## [LISTED ENTRIES]
^^^^^^^^

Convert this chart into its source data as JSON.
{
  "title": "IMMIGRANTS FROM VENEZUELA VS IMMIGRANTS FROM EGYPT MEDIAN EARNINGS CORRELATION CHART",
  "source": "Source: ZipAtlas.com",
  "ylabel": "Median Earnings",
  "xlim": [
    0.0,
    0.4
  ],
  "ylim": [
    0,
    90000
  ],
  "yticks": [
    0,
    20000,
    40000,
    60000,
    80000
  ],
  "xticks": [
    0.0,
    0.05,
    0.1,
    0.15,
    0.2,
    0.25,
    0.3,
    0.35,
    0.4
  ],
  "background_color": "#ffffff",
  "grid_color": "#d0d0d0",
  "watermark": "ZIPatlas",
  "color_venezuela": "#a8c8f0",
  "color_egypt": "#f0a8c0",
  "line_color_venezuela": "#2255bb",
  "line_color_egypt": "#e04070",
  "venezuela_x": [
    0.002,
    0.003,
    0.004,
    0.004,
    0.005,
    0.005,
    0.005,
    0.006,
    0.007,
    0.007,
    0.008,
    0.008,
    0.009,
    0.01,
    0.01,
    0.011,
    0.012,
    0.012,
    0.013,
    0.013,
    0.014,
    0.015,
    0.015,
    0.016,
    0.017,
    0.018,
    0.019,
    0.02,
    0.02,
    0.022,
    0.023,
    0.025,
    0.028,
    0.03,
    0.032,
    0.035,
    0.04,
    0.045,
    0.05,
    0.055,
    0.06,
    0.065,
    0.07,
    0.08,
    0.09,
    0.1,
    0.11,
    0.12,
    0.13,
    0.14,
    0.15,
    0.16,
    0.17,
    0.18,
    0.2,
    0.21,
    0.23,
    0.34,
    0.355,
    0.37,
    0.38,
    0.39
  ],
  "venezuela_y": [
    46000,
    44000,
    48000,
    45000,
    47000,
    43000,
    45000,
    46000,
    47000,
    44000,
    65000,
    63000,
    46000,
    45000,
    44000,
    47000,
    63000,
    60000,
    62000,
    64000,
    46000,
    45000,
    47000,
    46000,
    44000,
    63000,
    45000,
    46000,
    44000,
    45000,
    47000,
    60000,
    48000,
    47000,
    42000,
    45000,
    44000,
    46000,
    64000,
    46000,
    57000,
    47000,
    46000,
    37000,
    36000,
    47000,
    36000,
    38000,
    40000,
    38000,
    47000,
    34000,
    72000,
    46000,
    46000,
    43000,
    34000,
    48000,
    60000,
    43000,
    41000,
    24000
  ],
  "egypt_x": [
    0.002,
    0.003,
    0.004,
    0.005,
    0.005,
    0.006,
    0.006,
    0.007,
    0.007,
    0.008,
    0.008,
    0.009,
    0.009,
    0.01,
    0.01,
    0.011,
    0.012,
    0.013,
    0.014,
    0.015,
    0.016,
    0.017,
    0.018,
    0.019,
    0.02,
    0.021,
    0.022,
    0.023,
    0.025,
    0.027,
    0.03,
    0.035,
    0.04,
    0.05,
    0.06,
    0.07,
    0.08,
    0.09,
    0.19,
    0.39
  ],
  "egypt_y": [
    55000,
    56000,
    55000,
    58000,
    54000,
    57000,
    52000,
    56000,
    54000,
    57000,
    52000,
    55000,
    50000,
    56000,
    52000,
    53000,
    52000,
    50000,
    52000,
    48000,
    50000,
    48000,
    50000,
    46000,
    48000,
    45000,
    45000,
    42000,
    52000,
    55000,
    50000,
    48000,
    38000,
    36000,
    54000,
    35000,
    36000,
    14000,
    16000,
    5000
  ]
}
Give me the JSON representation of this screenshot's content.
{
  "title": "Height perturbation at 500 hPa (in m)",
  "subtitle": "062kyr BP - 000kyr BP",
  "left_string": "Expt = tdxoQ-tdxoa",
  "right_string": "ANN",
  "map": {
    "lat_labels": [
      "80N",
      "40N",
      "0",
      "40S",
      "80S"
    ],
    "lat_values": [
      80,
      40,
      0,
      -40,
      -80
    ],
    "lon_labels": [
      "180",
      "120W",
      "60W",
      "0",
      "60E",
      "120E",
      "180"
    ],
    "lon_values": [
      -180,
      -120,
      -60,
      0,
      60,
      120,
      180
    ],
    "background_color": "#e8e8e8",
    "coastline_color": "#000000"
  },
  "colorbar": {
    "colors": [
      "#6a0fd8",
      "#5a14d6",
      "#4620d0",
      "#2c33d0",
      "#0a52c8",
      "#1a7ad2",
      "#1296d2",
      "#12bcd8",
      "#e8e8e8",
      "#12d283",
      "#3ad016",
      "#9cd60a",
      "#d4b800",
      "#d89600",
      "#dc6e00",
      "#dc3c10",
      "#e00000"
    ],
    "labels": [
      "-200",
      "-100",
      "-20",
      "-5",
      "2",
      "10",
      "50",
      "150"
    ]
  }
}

^^^^^^^^

Each line that has the word "source" counts once. How many such lines are in the data? Give the number alone.

## [RESULT]
2